## Provided records
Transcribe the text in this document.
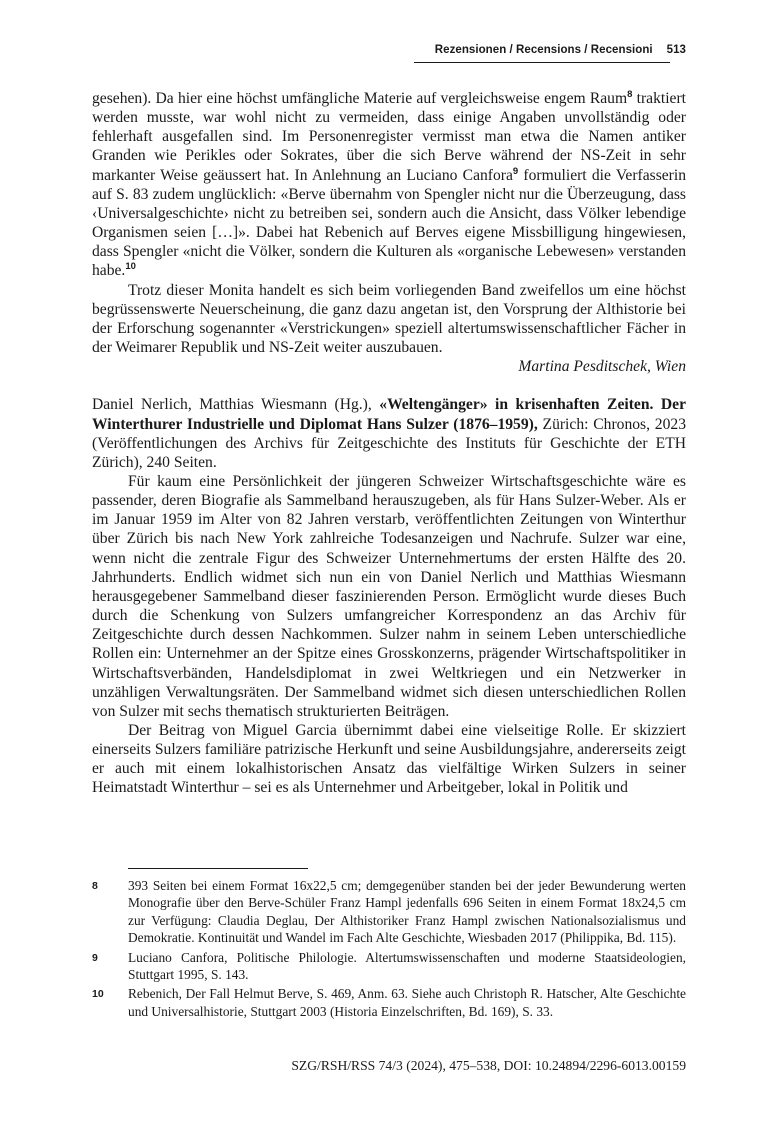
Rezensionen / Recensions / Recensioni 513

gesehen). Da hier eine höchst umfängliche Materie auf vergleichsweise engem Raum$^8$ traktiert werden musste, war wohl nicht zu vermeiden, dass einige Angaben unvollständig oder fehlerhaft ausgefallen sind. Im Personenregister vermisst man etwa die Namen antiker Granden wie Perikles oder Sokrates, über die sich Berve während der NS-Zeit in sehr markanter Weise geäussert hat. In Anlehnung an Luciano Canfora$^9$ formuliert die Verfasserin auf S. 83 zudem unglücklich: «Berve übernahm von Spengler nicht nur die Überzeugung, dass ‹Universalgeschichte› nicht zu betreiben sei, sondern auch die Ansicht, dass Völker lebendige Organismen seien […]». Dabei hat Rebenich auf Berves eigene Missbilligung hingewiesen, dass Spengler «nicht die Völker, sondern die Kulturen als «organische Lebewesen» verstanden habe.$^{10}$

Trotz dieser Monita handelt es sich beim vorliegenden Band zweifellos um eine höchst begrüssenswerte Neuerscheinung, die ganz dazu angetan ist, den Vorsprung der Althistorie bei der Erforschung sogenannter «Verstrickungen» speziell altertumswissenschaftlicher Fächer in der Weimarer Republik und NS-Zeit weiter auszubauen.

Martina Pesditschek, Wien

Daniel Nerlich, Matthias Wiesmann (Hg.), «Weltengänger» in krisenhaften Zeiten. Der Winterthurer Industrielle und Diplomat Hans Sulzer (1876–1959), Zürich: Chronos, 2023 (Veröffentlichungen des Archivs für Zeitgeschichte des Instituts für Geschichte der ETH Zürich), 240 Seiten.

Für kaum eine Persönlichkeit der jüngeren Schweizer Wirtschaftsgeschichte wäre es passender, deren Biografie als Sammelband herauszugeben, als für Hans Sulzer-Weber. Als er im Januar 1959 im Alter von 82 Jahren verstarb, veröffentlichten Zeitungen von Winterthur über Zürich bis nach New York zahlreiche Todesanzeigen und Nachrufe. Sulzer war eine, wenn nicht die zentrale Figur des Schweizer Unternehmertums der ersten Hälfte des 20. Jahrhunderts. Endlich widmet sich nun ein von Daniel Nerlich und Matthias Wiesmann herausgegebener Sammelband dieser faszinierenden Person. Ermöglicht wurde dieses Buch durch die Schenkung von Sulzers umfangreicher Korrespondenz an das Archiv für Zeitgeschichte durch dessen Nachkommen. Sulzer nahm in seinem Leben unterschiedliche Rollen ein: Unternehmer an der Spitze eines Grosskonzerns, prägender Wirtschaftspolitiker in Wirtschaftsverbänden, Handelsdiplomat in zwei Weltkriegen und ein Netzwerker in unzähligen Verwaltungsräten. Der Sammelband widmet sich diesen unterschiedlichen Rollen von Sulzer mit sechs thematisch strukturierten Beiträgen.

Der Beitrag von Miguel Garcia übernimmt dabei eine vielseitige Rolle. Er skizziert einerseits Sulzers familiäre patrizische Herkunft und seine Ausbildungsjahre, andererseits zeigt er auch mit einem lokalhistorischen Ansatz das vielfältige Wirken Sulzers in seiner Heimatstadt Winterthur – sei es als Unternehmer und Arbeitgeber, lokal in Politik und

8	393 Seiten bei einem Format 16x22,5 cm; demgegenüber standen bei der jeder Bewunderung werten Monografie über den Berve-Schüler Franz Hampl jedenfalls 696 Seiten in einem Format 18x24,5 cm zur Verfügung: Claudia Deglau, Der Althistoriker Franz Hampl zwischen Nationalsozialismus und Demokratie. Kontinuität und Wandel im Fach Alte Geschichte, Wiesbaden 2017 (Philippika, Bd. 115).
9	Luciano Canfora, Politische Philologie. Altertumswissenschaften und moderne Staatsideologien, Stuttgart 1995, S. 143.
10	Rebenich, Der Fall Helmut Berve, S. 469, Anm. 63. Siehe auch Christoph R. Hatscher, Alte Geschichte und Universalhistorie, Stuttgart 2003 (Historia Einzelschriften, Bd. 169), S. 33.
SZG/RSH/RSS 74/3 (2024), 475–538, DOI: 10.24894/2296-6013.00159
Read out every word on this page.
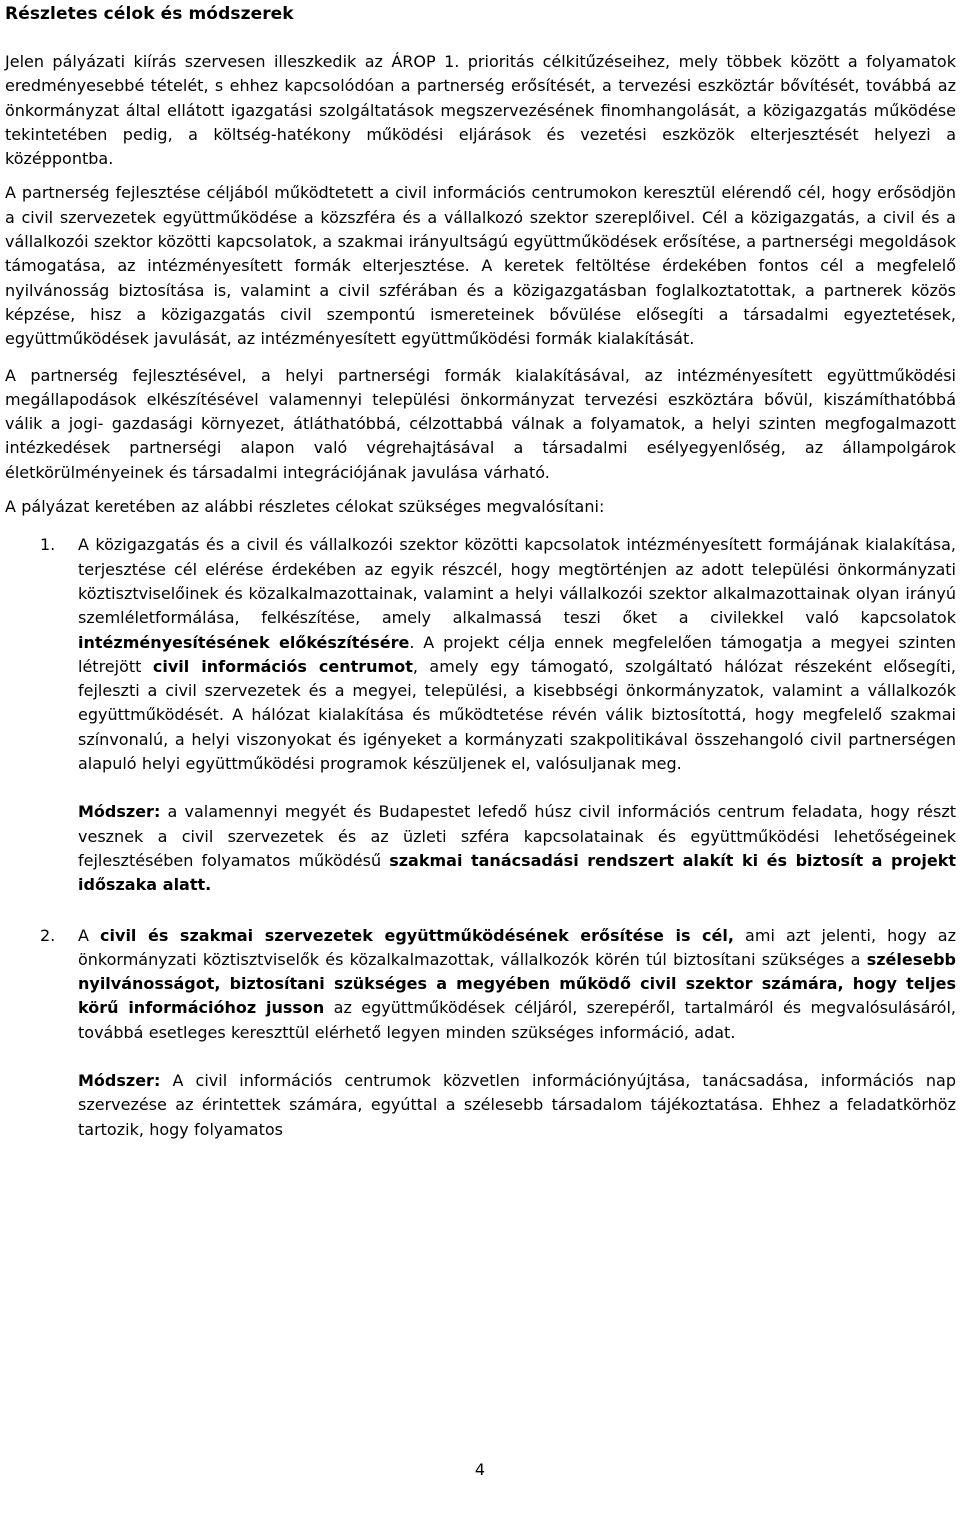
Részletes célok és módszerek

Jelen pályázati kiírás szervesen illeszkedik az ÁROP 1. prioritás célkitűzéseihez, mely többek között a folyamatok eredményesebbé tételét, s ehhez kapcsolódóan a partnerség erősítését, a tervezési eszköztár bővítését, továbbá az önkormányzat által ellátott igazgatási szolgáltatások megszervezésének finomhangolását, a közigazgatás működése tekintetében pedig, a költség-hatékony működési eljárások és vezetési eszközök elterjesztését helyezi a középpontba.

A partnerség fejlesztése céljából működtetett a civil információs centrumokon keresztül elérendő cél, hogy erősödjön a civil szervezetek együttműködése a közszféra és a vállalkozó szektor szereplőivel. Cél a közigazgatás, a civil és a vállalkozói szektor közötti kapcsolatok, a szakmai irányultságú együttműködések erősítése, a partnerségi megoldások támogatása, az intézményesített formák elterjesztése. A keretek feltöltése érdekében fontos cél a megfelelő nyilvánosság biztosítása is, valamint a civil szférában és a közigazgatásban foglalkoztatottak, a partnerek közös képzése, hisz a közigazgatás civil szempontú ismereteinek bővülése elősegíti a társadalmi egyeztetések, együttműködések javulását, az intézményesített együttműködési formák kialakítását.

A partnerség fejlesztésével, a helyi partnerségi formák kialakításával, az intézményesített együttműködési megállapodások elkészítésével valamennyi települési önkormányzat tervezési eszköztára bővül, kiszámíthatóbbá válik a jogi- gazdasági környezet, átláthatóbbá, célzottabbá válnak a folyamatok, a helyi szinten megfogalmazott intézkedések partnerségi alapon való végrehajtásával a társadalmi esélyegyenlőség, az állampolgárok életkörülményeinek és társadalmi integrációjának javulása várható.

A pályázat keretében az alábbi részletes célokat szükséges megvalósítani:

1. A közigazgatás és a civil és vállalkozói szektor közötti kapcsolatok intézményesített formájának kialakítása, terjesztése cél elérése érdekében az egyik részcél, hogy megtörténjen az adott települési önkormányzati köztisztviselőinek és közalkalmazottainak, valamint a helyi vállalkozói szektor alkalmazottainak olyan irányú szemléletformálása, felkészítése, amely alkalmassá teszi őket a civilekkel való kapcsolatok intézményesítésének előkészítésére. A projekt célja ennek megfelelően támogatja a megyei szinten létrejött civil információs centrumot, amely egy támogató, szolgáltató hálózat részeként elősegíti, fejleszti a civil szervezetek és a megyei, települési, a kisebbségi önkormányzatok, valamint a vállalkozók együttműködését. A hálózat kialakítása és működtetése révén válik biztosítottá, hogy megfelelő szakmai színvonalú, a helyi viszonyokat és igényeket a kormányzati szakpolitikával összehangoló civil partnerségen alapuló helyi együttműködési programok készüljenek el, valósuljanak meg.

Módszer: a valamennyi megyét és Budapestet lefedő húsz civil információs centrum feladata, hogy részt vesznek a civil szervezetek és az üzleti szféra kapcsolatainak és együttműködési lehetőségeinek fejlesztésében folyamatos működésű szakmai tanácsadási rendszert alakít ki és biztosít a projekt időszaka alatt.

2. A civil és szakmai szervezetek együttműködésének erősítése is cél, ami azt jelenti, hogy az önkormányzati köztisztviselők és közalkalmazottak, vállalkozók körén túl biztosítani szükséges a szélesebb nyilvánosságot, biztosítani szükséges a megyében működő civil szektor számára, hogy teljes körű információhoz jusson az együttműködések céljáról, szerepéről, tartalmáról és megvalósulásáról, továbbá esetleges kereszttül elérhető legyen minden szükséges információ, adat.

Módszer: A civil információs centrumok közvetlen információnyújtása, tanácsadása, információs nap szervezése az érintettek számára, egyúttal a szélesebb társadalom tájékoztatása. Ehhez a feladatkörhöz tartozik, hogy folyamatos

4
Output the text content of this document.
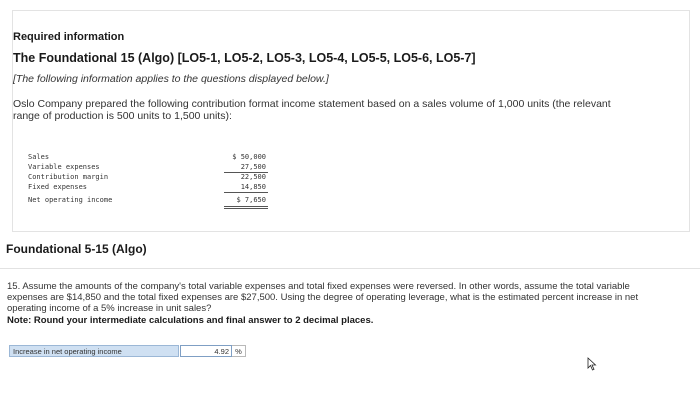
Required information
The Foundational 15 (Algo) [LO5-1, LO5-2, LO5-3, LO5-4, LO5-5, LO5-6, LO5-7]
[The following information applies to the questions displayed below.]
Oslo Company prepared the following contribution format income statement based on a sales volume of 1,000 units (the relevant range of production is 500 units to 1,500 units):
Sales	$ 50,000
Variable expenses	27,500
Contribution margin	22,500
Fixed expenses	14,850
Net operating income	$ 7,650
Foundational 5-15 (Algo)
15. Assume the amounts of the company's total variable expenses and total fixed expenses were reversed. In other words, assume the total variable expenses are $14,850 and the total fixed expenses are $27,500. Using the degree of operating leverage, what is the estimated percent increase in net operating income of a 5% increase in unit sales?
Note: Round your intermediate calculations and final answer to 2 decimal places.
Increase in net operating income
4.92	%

## Aim of the exercise
Exactly reproduce the lines beginning at the one that contains "Output the text content of this document." and ending at the final line of the material, with the pictures left out.

## Solution for this exercise
Output the text content of this document.
Required information
The Foundational 15 (Algo) [LO5-1, LO5-2, LO5-3, LO5-4, LO5-5, LO5-6, LO5-7]
[The following information applies to the questions displayed below.]
Oslo Company prepared the following contribution format income statement based on a sales volume of 1,000 units (the relevant range of production is 500 units to 1,500 units):
Sales	$ 50,000
Variable expenses	27,500
Contribution margin	22,500
Fixed expenses	14,850
Net operating income	$ 7,650
Foundational 5-15 (Algo)
15. Assume the amounts of the company's total variable expenses and total fixed expenses were reversed. In other words, assume the total variable expenses are $14,850 and the total fixed expenses are $27,500. Using the degree of operating leverage, what is the estimated percent increase in net operating income of a 5% increase in unit sales?
Note: Round your intermediate calculations and final answer to 2 decimal places.
Increase in net operating income
4.92	%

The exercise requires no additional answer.